Given instruction: Each entry here needs to be set down again exactly, please; pictures are left out.
## begin Provided data
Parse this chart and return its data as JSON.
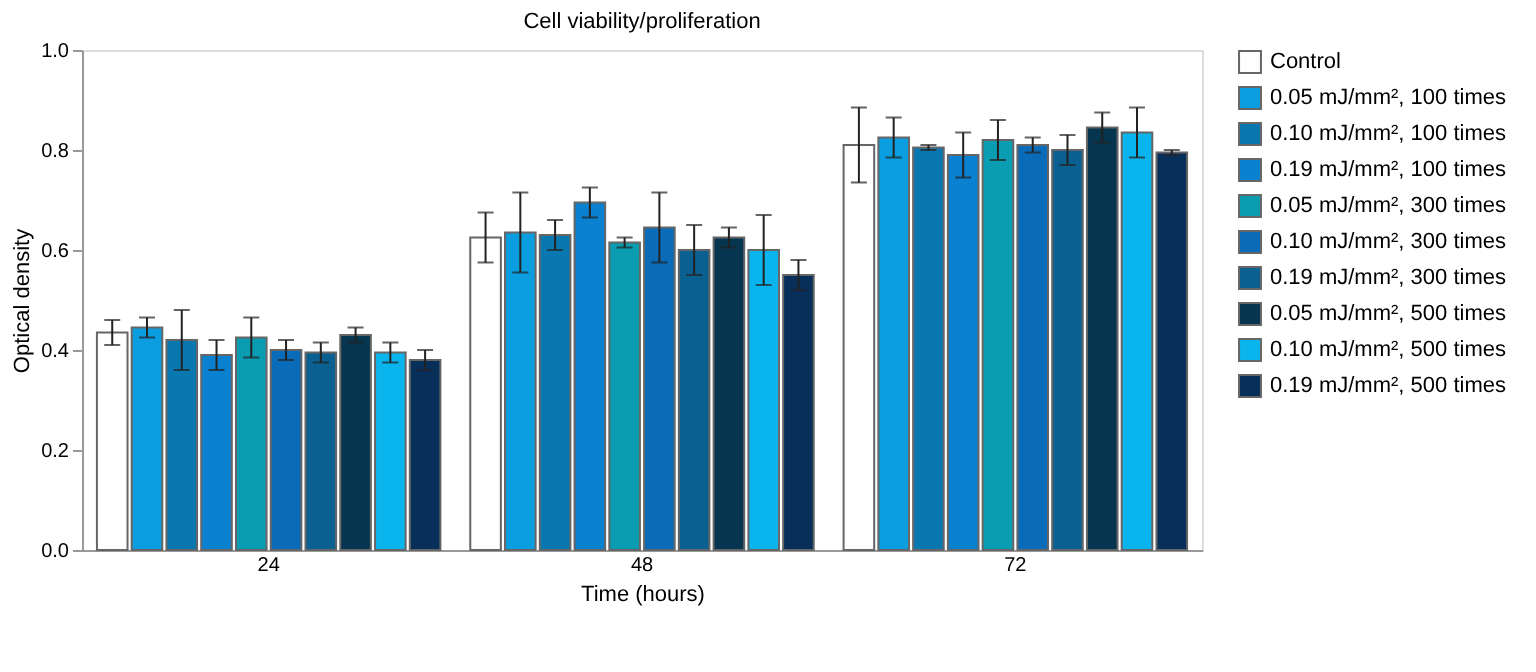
{
  "chart_data": {
    "type": "bar",
    "title": "Cell viability/proliferation",
    "xlabel": "Time (hours)",
    "ylabel": "Optical density",
    "categories": [
      "24",
      "48",
      "72"
    ],
    "series": [
      {
        "name": "Control",
        "color": "#fefefe",
        "values": [
          0.435,
          0.625,
          0.81
        ],
        "errors": [
          0.025,
          0.05,
          0.075
        ]
      },
      {
        "name": "0.05 mJ/mm², 100 times",
        "color": "#0a9ee0",
        "values": [
          0.445,
          0.635,
          0.825
        ],
        "errors": [
          0.02,
          0.08,
          0.04
        ]
      },
      {
        "name": "0.10 mJ/mm², 100 times",
        "color": "#0a78b0",
        "values": [
          0.42,
          0.63,
          0.805
        ],
        "errors": [
          0.06,
          0.03,
          0.005
        ]
      },
      {
        "name": "0.19 mJ/mm², 100 times",
        "color": "#0a80d0",
        "values": [
          0.39,
          0.695,
          0.79
        ],
        "errors": [
          0.03,
          0.03,
          0.045
        ]
      },
      {
        "name": "0.05 mJ/mm², 300 times",
        "color": "#0a9cb0",
        "values": [
          0.425,
          0.615,
          0.82
        ],
        "errors": [
          0.04,
          0.01,
          0.04
        ]
      },
      {
        "name": "0.10 mJ/mm², 300 times",
        "color": "#0a6cb8",
        "values": [
          0.4,
          0.645,
          0.81
        ],
        "errors": [
          0.02,
          0.07,
          0.015
        ]
      },
      {
        "name": "0.19 mJ/mm², 300 times",
        "color": "#0a6090",
        "values": [
          0.395,
          0.6,
          0.8
        ],
        "errors": [
          0.02,
          0.05,
          0.03
        ]
      },
      {
        "name": "0.05 mJ/mm², 500 times",
        "color": "#05354f",
        "values": [
          0.43,
          0.625,
          0.845
        ],
        "errors": [
          0.015,
          0.02,
          0.03
        ]
      },
      {
        "name": "0.10 mJ/mm², 500 times",
        "color": "#0ab4ec",
        "values": [
          0.395,
          0.6,
          0.835
        ],
        "errors": [
          0.02,
          0.07,
          0.05
        ]
      },
      {
        "name": "0.19 mJ/mm², 500 times",
        "color": "#082f5a",
        "values": [
          0.38,
          0.55,
          0.795
        ],
        "errors": [
          0.02,
          0.03,
          0.005
        ]
      }
    ],
    "ylim": [
      0,
      1
    ],
    "yticks": [
      {
        "value": 0,
        "label": "0.0"
      },
      {
        "value": 0.2,
        "label": "0.2"
      },
      {
        "value": 0.4,
        "label": "0.4"
      },
      {
        "value": 0.6,
        "label": "0.6"
      },
      {
        "value": 0.8,
        "label": "0.8"
      },
      {
        "value": 1,
        "label": "1.0"
      }
    ],
    "grid": false,
    "legend": "right"
  }
}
## end Provided data
Task answer:
Parse this chart and return its data as JSON.
{
  "chart_data": {
    "type": "bar",
    "title": "Cell viability/proliferation",
    "xlabel": "Time (hours)",
    "ylabel": "Optical density",
    "categories": [
      "24",
      "48",
      "72"
    ],
    "series": [
      {
        "name": "Control",
        "color": "#fefefe",
        "values": [
          0.435,
          0.625,
          0.81
        ],
        "errors": [
          0.025,
          0.05,
          0.075
        ]
      },
      {
        "name": "0.05 mJ/mm², 100 times",
        "color": "#0a9ee0",
        "values": [
          0.445,
          0.635,
          0.825
        ],
        "errors": [
          0.02,
          0.08,
          0.04
        ]
      },
      {
        "name": "0.10 mJ/mm², 100 times",
        "color": "#0a78b0",
        "values": [
          0.42,
          0.63,
          0.805
        ],
        "errors": [
          0.06,
          0.03,
          0.005
        ]
      },
      {
        "name": "0.19 mJ/mm², 100 times",
        "color": "#0a80d0",
        "values": [
          0.39,
          0.695,
          0.79
        ],
        "errors": [
          0.03,
          0.03,
          0.045
        ]
      },
      {
        "name": "0.05 mJ/mm², 300 times",
        "color": "#0a9cb0",
        "values": [
          0.425,
          0.615,
          0.82
        ],
        "errors": [
          0.04,
          0.01,
          0.04
        ]
      },
      {
        "name": "0.10 mJ/mm², 300 times",
        "color": "#0a6cb8",
        "values": [
          0.4,
          0.645,
          0.81
        ],
        "errors": [
          0.02,
          0.07,
          0.015
        ]
      },
      {
        "name": "0.19 mJ/mm², 300 times",
        "color": "#0a6090",
        "values": [
          0.395,
          0.6,
          0.8
        ],
        "errors": [
          0.02,
          0.05,
          0.03
        ]
      },
      {
        "name": "0.05 mJ/mm², 500 times",
        "color": "#05354f",
        "values": [
          0.43,
          0.625,
          0.845
        ],
        "errors": [
          0.015,
          0.02,
          0.03
        ]
      },
      {
        "name": "0.10 mJ/mm², 500 times",
        "color": "#0ab4ec",
        "values": [
          0.395,
          0.6,
          0.835
        ],
        "errors": [
          0.02,
          0.07,
          0.05
        ]
      },
      {
        "name": "0.19 mJ/mm², 500 times",
        "color": "#082f5a",
        "values": [
          0.38,
          0.55,
          0.795
        ],
        "errors": [
          0.02,
          0.03,
          0.005
        ]
      }
    ],
    "ylim": [
      0,
      1
    ],
    "yticks": [
      {
        "value": 0,
        "label": "0.0"
      },
      {
        "value": 0.2,
        "label": "0.2"
      },
      {
        "value": 0.4,
        "label": "0.4"
      },
      {
        "value": 0.6,
        "label": "0.6"
      },
      {
        "value": 0.8,
        "label": "0.8"
      },
      {
        "value": 1,
        "label": "1.0"
      }
    ],
    "grid": false,
    "legend": "right"
  }
}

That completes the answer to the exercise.